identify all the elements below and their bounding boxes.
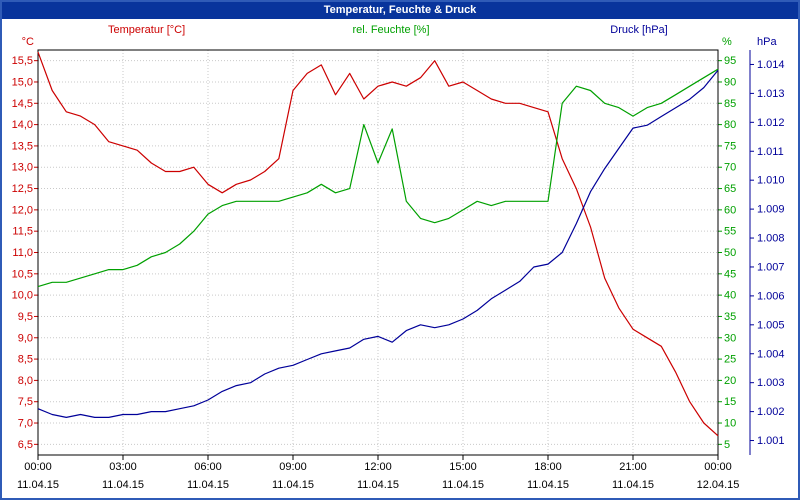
- date-tick-label: 11.04.15: [357, 479, 399, 491]
- humidity-tick-label: 80: [724, 119, 736, 131]
- time-tick-label: 18:00: [534, 461, 562, 473]
- humidity-axis-unit: %: [722, 36, 732, 48]
- time-tick-label: 12:00: [364, 461, 392, 473]
- temp-tick-label: 9,0: [18, 332, 33, 344]
- humidity-tick-label: 60: [724, 204, 736, 216]
- legend-pressure: Druck [hPa]: [610, 24, 668, 36]
- window-titlebar[interactable]: Temperatur, Feuchte & Druck: [2, 2, 798, 19]
- humidity-tick-label: 95: [724, 55, 736, 67]
- time-tick-label: 09:00: [279, 461, 307, 473]
- humidity-tick-label: 35: [724, 311, 736, 323]
- date-tick-label: 11.04.15: [442, 479, 484, 491]
- date-tick-label: 12.04.15: [697, 479, 740, 491]
- humidity-tick-label: 30: [724, 332, 736, 344]
- pressure-tick-label: 1.006: [757, 290, 785, 302]
- temp-tick-label: 13,5: [12, 140, 33, 152]
- date-tick-label: 11.04.15: [527, 479, 569, 491]
- humidity-tick-label: 85: [724, 98, 736, 110]
- temp-tick-label: 7,5: [18, 396, 33, 408]
- temp-tick-label: 7,0: [18, 418, 33, 430]
- temp-tick-label: 15,0: [12, 76, 33, 88]
- humidity-tick-label: 75: [724, 140, 736, 152]
- humidity-tick-label: 45: [724, 268, 736, 280]
- pressure-tick-label: 1.004: [757, 348, 785, 360]
- series-line-pressure: [37, 69, 719, 418]
- date-tick-label: 11.04.15: [17, 479, 59, 491]
- time-tick-label: 15:00: [449, 461, 477, 473]
- temp-tick-label: 8,0: [18, 375, 33, 387]
- humidity-tick-label: 55: [724, 226, 736, 238]
- date-tick-label: 11.04.15: [102, 479, 144, 491]
- humidity-tick-label: 10: [724, 418, 736, 430]
- humidity-tick-label: 20: [724, 375, 736, 387]
- pressure-tick-label: 1.010: [757, 175, 785, 187]
- plot-border: [37, 49, 719, 456]
- humidity-tick-label: 5: [724, 439, 730, 451]
- pressure-tick-label: 1.005: [757, 319, 785, 331]
- pressure-tick-label: 1.001: [757, 435, 785, 447]
- pressure-tick-label: 1.008: [757, 233, 785, 245]
- temp-tick-label: 6,5: [18, 439, 33, 451]
- legend-humidity: rel. Feuchte [%]: [352, 24, 430, 36]
- humidity-tick-label: 70: [724, 162, 736, 174]
- humidity-tick-label: 25: [724, 354, 736, 366]
- time-tick-label: 06:00: [194, 461, 222, 473]
- temp-tick-label: 10,5: [12, 268, 33, 280]
- temperature-axis-unit: °C: [21, 36, 34, 48]
- pressure-tick-label: 1.014: [757, 59, 785, 71]
- humidity-tick-label: 65: [724, 183, 736, 195]
- date-tick-label: 11.04.15: [272, 479, 314, 491]
- pressure-axis-unit: hPa: [757, 36, 777, 48]
- time-tick-label: 21:00: [619, 461, 647, 473]
- pressure-tick-label: 1.009: [757, 204, 785, 216]
- temp-tick-label: 14,0: [12, 119, 33, 131]
- humidity-tick-label: 50: [724, 247, 736, 259]
- pressure-tick-label: 1.011: [757, 146, 784, 158]
- temp-tick-label: 11,0: [12, 247, 33, 259]
- window-title: Temperatur, Feuchte & Druck: [323, 4, 477, 16]
- temp-tick-label: 10,0: [12, 290, 33, 302]
- temp-tick-label: 12,0: [12, 204, 33, 216]
- series-line-temperature: [37, 51, 719, 437]
- temp-tick-label: 14,5: [12, 98, 33, 110]
- humidity-tick-label: 15: [724, 396, 736, 408]
- pressure-tick-label: 1.012: [757, 117, 785, 129]
- pressure-tick-label: 1.002: [757, 406, 785, 418]
- humidity-tick-label: 40: [724, 290, 736, 302]
- temp-tick-label: 13,0: [12, 162, 33, 174]
- temp-tick-label: 11,5: [12, 226, 33, 238]
- temp-tick-label: 8,5: [18, 354, 33, 366]
- legend-temperature: Temperatur [°C]: [108, 24, 186, 36]
- series-line-humidity: [37, 68, 719, 288]
- humidity-tick-label: 90: [724, 76, 736, 88]
- time-tick-label: 03:00: [109, 461, 137, 473]
- pressure-tick-label: 1.013: [757, 88, 785, 100]
- temp-tick-label: 12,5: [12, 183, 33, 195]
- date-tick-label: 11.04.15: [187, 479, 229, 491]
- date-tick-label: 11.04.15: [612, 479, 654, 491]
- temp-tick-label: 9,5: [18, 311, 33, 323]
- pressure-tick-label: 1.003: [757, 377, 785, 389]
- pressure-tick-label: 1.007: [757, 261, 785, 273]
- time-tick-label: 00:00: [24, 461, 52, 473]
- temp-tick-label: 15,5: [12, 55, 33, 67]
- time-tick-label: 00:00: [704, 461, 732, 473]
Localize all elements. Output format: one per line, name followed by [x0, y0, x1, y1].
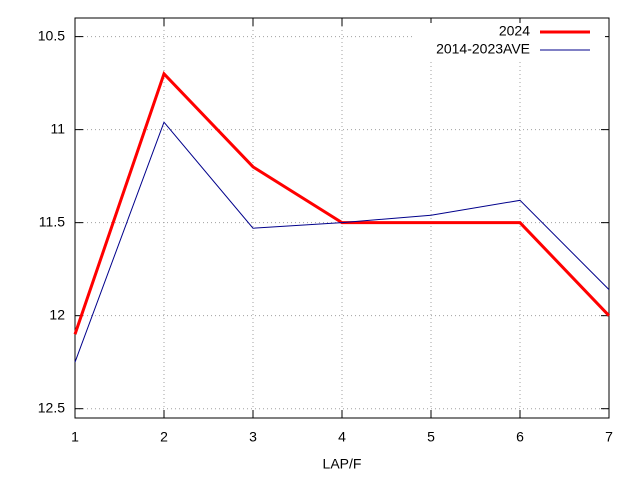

STATED TASK: Retype all of the material above line for line, without any changes, and leave out the pictures.

FINAL RESULT:
identify all the elements below and their bounding boxes.
- date-tick-label: 11.04.15: [357, 479, 399, 491]
- humidity-tick-label: 80: [724, 119, 736, 131]
- time-tick-label: 18:00: [534, 461, 562, 473]
- humidity-axis-unit: %: [722, 36, 732, 48]
- time-tick-label: 12:00: [364, 461, 392, 473]
- temp-tick-label: 9,0: [18, 332, 33, 344]
- humidity-tick-label: 60: [724, 204, 736, 216]
- legend-pressure: Druck [hPa]: [610, 24, 668, 36]
- window-titlebar[interactable]: Temperatur, Feuchte & Druck: [2, 2, 798, 19]
- humidity-tick-label: 95: [724, 55, 736, 67]
- time-tick-label: 09:00: [279, 461, 307, 473]
- humidity-tick-label: 35: [724, 311, 736, 323]
- date-tick-label: 11.04.15: [442, 479, 484, 491]
- date-tick-label: 12.04.15: [697, 479, 740, 491]
- humidity-tick-label: 30: [724, 332, 736, 344]
- pressure-tick-label: 1.006: [757, 290, 785, 302]
- temp-tick-label: 13,5: [12, 140, 33, 152]
- date-tick-label: 11.04.15: [527, 479, 569, 491]
- humidity-tick-label: 85: [724, 98, 736, 110]
- temp-tick-label: 7,5: [18, 396, 33, 408]
- temp-tick-label: 7,0: [18, 418, 33, 430]
- temp-tick-label: 15,0: [12, 76, 33, 88]
- humidity-tick-label: 75: [724, 140, 736, 152]
- humidity-tick-label: 45: [724, 268, 736, 280]
- pressure-tick-label: 1.004: [757, 348, 785, 360]
- series-line-pressure: [37, 69, 719, 418]
- date-tick-label: 11.04.15: [17, 479, 59, 491]
- time-tick-label: 15:00: [449, 461, 477, 473]
- temp-tick-label: 8,0: [18, 375, 33, 387]
- humidity-tick-label: 55: [724, 226, 736, 238]
- date-tick-label: 11.04.15: [102, 479, 144, 491]
- humidity-tick-label: 10: [724, 418, 736, 430]
- humidity-tick-label: 20: [724, 375, 736, 387]
- pressure-tick-label: 1.010: [757, 175, 785, 187]
- plot-border: [37, 49, 719, 456]
- humidity-tick-label: 5: [724, 439, 730, 451]
- pressure-tick-label: 1.005: [757, 319, 785, 331]
- pressure-tick-label: 1.001: [757, 435, 785, 447]
- pressure-tick-label: 1.008: [757, 233, 785, 245]
- temp-tick-label: 6,5: [18, 439, 33, 451]
- legend-humidity: rel. Feuchte [%]: [352, 24, 430, 36]
- humidity-tick-label: 70: [724, 162, 736, 174]
- humidity-tick-label: 25: [724, 354, 736, 366]
- time-tick-label: 06:00: [194, 461, 222, 473]
- temp-tick-label: 10,5: [12, 268, 33, 280]
- temperature-axis-unit: °C: [21, 36, 34, 48]
- pressure-tick-label: 1.014: [757, 59, 785, 71]
- humidity-tick-label: 65: [724, 183, 736, 195]
- date-tick-label: 11.04.15: [272, 479, 314, 491]
- pressure-axis-unit: hPa: [757, 36, 777, 48]
- time-tick-label: 21:00: [619, 461, 647, 473]
- pressure-tick-label: 1.009: [757, 204, 785, 216]
- temp-tick-label: 14,0: [12, 119, 33, 131]
- humidity-tick-label: 50: [724, 247, 736, 259]
- pressure-tick-label: 1.011: [757, 146, 784, 158]
- temp-tick-label: 11,0: [12, 247, 33, 259]
- window-title: Temperatur, Feuchte & Druck: [323, 4, 477, 16]
- temp-tick-label: 10,0: [12, 290, 33, 302]
- temp-tick-label: 12,0: [12, 204, 33, 216]
- series-line-temperature: [37, 51, 719, 437]
- temp-tick-label: 14,5: [12, 98, 33, 110]
- humidity-tick-label: 15: [724, 396, 736, 408]
- pressure-tick-label: 1.012: [757, 117, 785, 129]
- pressure-tick-label: 1.002: [757, 406, 785, 418]
- humidity-tick-label: 40: [724, 290, 736, 302]
- temp-tick-label: 13,0: [12, 162, 33, 174]
- temp-tick-label: 11,5: [12, 226, 33, 238]
- temp-tick-label: 8,5: [18, 354, 33, 366]
- legend-temperature: Temperatur [°C]: [108, 24, 186, 36]
- series-line-humidity: [37, 68, 719, 288]
- humidity-tick-label: 90: [724, 76, 736, 88]
- time-tick-label: 03:00: [109, 461, 137, 473]
- pressure-tick-label: 1.013: [757, 88, 785, 100]
- temp-tick-label: 12,5: [12, 183, 33, 195]
- date-tick-label: 11.04.15: [187, 479, 229, 491]
- date-tick-label: 11.04.15: [612, 479, 654, 491]
- temp-tick-label: 9,5: [18, 311, 33, 323]
- pressure-tick-label: 1.003: [757, 377, 785, 389]
- pressure-tick-label: 1.007: [757, 261, 785, 273]
- time-tick-label: 00:00: [24, 461, 52, 473]
- temp-tick-label: 15,5: [12, 55, 33, 67]
- time-tick-label: 00:00: [704, 461, 732, 473]
Localize all elements. Output format: one per line, name followed by [x0, y0, x1, y1].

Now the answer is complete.